What is needed → Look through the records and report how many lines include the word "district", with no other words.
▬▬▬▬▬▬▬▬▬▬
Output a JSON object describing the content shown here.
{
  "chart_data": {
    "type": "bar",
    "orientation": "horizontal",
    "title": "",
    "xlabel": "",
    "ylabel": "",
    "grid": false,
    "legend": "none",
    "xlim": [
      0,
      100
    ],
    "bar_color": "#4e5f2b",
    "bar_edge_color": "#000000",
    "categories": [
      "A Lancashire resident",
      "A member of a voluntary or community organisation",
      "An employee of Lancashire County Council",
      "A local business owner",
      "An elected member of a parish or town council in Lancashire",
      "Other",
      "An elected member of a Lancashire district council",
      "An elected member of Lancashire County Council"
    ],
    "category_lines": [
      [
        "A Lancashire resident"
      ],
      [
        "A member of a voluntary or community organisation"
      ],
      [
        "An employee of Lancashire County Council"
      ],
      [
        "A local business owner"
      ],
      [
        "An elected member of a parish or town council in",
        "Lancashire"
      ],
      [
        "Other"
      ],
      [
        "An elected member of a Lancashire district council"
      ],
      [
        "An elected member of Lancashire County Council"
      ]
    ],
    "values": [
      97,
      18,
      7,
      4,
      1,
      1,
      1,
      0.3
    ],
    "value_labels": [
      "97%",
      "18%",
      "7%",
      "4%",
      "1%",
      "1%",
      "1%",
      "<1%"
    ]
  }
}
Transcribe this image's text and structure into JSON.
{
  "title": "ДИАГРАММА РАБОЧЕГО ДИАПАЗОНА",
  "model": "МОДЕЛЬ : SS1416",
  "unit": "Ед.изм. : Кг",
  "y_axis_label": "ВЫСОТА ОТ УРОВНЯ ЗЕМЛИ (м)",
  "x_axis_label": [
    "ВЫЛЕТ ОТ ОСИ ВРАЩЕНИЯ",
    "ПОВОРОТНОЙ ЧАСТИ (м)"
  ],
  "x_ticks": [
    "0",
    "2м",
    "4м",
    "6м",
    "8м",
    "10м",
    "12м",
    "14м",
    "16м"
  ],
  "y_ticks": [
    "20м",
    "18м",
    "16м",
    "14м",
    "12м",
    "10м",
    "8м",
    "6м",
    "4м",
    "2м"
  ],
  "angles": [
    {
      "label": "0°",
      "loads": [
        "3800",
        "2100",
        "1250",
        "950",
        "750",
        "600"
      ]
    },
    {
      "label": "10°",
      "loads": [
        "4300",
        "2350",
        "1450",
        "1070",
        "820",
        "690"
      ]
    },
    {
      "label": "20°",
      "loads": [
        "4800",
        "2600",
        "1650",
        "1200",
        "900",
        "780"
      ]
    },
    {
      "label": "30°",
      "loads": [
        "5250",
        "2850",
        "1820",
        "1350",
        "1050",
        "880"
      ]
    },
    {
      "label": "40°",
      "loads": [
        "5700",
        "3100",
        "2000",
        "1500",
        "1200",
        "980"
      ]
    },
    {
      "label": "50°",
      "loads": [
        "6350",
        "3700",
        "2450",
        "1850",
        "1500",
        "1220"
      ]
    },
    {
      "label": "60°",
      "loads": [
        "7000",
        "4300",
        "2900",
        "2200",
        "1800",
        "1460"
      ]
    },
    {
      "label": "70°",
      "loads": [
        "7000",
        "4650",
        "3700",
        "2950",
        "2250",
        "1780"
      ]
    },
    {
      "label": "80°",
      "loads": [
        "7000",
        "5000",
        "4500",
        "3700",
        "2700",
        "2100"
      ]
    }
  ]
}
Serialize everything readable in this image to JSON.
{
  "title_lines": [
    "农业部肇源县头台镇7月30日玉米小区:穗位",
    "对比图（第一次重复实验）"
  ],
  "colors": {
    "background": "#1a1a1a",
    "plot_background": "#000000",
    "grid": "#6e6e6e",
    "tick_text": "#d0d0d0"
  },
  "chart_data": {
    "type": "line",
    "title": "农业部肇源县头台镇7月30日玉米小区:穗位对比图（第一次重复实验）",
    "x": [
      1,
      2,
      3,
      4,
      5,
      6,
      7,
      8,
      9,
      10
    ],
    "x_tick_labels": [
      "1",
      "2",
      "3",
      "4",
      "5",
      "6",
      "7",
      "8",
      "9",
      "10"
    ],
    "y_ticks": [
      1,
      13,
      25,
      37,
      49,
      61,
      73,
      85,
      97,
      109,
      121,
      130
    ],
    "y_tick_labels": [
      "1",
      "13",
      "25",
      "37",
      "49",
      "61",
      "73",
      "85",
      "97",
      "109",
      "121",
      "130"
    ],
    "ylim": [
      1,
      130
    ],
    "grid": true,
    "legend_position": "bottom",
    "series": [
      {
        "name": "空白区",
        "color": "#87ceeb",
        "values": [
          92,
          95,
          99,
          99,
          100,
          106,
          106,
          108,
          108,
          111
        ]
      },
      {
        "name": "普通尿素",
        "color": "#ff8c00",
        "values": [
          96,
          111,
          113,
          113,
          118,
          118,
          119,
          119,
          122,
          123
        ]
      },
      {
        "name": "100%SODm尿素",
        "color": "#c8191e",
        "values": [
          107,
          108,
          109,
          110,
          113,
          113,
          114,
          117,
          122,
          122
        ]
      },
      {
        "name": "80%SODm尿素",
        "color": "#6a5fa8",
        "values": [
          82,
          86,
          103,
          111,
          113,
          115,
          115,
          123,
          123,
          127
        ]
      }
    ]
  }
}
▬▬▬▬▬▬▬▬▬▬
Finished task → 2